**RECORDS SHOWN**

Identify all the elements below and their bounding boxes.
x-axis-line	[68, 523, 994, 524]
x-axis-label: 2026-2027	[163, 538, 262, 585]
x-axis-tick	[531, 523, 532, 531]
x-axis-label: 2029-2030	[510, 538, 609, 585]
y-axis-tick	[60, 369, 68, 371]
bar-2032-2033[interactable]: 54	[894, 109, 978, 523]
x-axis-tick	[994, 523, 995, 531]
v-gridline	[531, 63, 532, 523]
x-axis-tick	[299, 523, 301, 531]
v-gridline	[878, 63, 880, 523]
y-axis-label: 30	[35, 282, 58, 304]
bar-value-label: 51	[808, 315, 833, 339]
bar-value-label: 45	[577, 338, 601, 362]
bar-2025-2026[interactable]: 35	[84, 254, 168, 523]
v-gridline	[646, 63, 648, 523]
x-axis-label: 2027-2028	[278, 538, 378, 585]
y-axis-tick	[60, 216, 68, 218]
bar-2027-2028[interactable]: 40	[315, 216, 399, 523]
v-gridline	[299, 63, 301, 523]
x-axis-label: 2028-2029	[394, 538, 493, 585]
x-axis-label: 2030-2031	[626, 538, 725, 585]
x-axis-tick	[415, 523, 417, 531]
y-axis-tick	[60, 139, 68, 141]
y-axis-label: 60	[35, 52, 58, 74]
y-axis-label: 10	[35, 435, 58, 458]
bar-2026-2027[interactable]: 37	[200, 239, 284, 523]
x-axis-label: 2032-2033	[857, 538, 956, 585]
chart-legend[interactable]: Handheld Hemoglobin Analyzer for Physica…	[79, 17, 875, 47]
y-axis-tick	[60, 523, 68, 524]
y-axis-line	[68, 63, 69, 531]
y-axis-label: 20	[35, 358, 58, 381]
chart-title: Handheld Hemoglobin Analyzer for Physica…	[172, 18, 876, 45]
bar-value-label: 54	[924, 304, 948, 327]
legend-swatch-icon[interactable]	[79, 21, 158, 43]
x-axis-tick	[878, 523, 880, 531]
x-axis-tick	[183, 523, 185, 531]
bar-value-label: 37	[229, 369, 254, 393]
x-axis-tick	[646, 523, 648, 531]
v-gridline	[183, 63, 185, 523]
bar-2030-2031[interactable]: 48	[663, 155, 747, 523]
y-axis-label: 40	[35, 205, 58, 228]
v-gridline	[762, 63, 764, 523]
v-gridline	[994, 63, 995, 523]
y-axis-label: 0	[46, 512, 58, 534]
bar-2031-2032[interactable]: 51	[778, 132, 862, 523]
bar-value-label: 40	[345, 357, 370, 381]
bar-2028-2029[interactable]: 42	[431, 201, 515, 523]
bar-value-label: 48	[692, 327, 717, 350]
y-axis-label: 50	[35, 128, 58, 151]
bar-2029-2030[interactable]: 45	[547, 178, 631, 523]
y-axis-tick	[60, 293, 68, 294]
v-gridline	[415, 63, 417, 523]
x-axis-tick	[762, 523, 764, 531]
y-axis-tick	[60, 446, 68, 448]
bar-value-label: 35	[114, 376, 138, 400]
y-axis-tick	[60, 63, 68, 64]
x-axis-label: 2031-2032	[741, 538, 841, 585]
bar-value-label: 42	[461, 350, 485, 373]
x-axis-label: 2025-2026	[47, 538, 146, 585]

**PROBLEM TO WORK ON**
Rewrite all the records above, swapping each "v-gridline" for "vertical-gridline" and keeping everything else the same.

**RESULT FOR THIS TASK**
Identify all the elements below and their bounding boxes.
x-axis-line	[68, 523, 994, 524]
x-axis-label: 2026-2027	[163, 538, 262, 585]
x-axis-tick	[531, 523, 532, 531]
x-axis-label: 2029-2030	[510, 538, 609, 585]
y-axis-tick	[60, 369, 68, 371]
bar-2032-2033[interactable]: 54	[894, 109, 978, 523]
x-axis-tick	[994, 523, 995, 531]
vertical-gridline	[531, 63, 532, 523]
x-axis-tick	[299, 523, 301, 531]
vertical-gridline	[878, 63, 880, 523]
y-axis-label: 30	[35, 282, 58, 304]
bar-value-label: 51	[808, 315, 833, 339]
bar-value-label: 45	[577, 338, 601, 362]
bar-2025-2026[interactable]: 35	[84, 254, 168, 523]
vertical-gridline	[646, 63, 648, 523]
x-axis-label: 2027-2028	[278, 538, 378, 585]
y-axis-tick	[60, 216, 68, 218]
bar-2027-2028[interactable]: 40	[315, 216, 399, 523]
vertical-gridline	[299, 63, 301, 523]
x-axis-label: 2028-2029	[394, 538, 493, 585]
x-axis-label: 2030-2031	[626, 538, 725, 585]
x-axis-tick	[415, 523, 417, 531]
y-axis-tick	[60, 139, 68, 141]
y-axis-label: 60	[35, 52, 58, 74]
y-axis-label: 10	[35, 435, 58, 458]
bar-2026-2027[interactable]: 37	[200, 239, 284, 523]
x-axis-label: 2032-2033	[857, 538, 956, 585]
chart-legend[interactable]: Handheld Hemoglobin Analyzer for Physica…	[79, 17, 875, 47]
y-axis-tick	[60, 523, 68, 524]
y-axis-line	[68, 63, 69, 531]
y-axis-label: 20	[35, 358, 58, 381]
chart-title: Handheld Hemoglobin Analyzer for Physica…	[172, 18, 876, 45]
bar-value-label: 54	[924, 304, 948, 327]
legend-swatch-icon[interactable]	[79, 21, 158, 43]
x-axis-tick	[878, 523, 880, 531]
x-axis-tick	[183, 523, 185, 531]
bar-value-label: 37	[229, 369, 254, 393]
x-axis-tick	[646, 523, 648, 531]
vertical-gridline	[183, 63, 185, 523]
bar-2030-2031[interactable]: 48	[663, 155, 747, 523]
y-axis-label: 40	[35, 205, 58, 228]
vertical-gridline	[762, 63, 764, 523]
vertical-gridline	[994, 63, 995, 523]
y-axis-label: 0	[46, 512, 58, 534]
bar-2031-2032[interactable]: 51	[778, 132, 862, 523]
bar-value-label: 40	[345, 357, 370, 381]
bar-2028-2029[interactable]: 42	[431, 201, 515, 523]
bar-value-label: 48	[692, 327, 717, 350]
y-axis-label: 50	[35, 128, 58, 151]
bar-2029-2030[interactable]: 45	[547, 178, 631, 523]
y-axis-tick	[60, 293, 68, 294]
vertical-gridline	[415, 63, 417, 523]
x-axis-tick	[762, 523, 764, 531]
y-axis-tick	[60, 446, 68, 448]
bar-value-label: 35	[114, 376, 138, 400]
y-axis-tick	[60, 63, 68, 64]
x-axis-label: 2031-2032	[741, 538, 841, 585]
bar-value-label: 42	[461, 350, 485, 373]
x-axis-label: 2025-2026	[47, 538, 146, 585]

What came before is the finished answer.